Exercise details: Transcribe every line exactly and omit anything that is a picture.

Items:
· · · ·
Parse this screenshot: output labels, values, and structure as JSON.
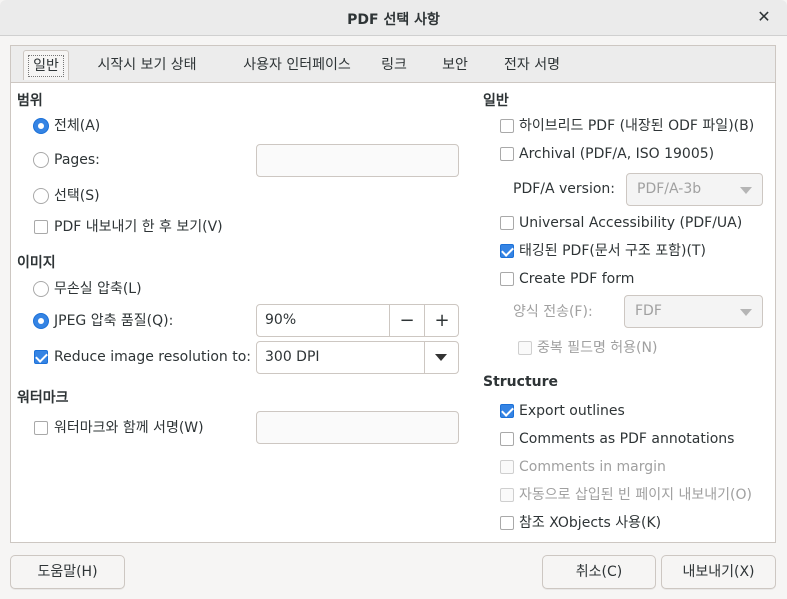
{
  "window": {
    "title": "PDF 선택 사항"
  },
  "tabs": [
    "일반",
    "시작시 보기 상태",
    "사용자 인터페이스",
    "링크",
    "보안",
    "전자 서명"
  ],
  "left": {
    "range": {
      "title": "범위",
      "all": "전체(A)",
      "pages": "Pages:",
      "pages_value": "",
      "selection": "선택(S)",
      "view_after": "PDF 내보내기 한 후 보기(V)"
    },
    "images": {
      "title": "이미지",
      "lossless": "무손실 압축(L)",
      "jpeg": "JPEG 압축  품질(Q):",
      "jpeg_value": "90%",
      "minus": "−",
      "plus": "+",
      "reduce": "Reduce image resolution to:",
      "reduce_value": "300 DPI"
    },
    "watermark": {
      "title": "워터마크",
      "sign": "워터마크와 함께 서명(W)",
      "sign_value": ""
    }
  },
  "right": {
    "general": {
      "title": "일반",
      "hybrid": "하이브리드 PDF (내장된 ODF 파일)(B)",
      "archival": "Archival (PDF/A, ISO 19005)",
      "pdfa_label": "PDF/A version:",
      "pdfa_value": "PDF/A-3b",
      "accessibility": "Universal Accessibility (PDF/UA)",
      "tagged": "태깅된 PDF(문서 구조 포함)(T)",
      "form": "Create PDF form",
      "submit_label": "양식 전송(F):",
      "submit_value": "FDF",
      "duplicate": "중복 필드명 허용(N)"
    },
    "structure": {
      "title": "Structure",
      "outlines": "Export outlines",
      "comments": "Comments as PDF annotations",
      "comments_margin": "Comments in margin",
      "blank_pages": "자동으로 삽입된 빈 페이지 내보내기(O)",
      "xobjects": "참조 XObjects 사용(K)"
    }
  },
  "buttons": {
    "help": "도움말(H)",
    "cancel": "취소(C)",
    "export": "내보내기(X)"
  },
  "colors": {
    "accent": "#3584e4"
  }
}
· · · ·
Written solution:
Parse this screenshot: output labels, values, and structure as JSON.
{
  "window": {
    "title": "PDF 선택 사항"
  },
  "tabs": [
    "일반",
    "시작시 보기 상태",
    "사용자 인터페이스",
    "링크",
    "보안",
    "전자 서명"
  ],
  "left": {
    "range": {
      "title": "범위",
      "all": "전체(A)",
      "pages": "Pages:",
      "pages_value": "",
      "selection": "선택(S)",
      "view_after": "PDF 내보내기 한 후 보기(V)"
    },
    "images": {
      "title": "이미지",
      "lossless": "무손실 압축(L)",
      "jpeg": "JPEG 압축  품질(Q):",
      "jpeg_value": "90%",
      "minus": "−",
      "plus": "+",
      "reduce": "Reduce image resolution to:",
      "reduce_value": "300 DPI"
    },
    "watermark": {
      "title": "워터마크",
      "sign": "워터마크와 함께 서명(W)",
      "sign_value": ""
    }
  },
  "right": {
    "general": {
      "title": "일반",
      "hybrid": "하이브리드 PDF (내장된 ODF 파일)(B)",
      "archival": "Archival (PDF/A, ISO 19005)",
      "pdfa_label": "PDF/A version:",
      "pdfa_value": "PDF/A-3b",
      "accessibility": "Universal Accessibility (PDF/UA)",
      "tagged": "태깅된 PDF(문서 구조 포함)(T)",
      "form": "Create PDF form",
      "submit_label": "양식 전송(F):",
      "submit_value": "FDF",
      "duplicate": "중복 필드명 허용(N)"
    },
    "structure": {
      "title": "Structure",
      "outlines": "Export outlines",
      "comments": "Comments as PDF annotations",
      "comments_margin": "Comments in margin",
      "blank_pages": "자동으로 삽입된 빈 페이지 내보내기(O)",
      "xobjects": "참조 XObjects 사용(K)"
    }
  },
  "buttons": {
    "help": "도움말(H)",
    "cancel": "취소(C)",
    "export": "내보내기(X)"
  },
  "colors": {
    "accent": "#3584e4"
  }
}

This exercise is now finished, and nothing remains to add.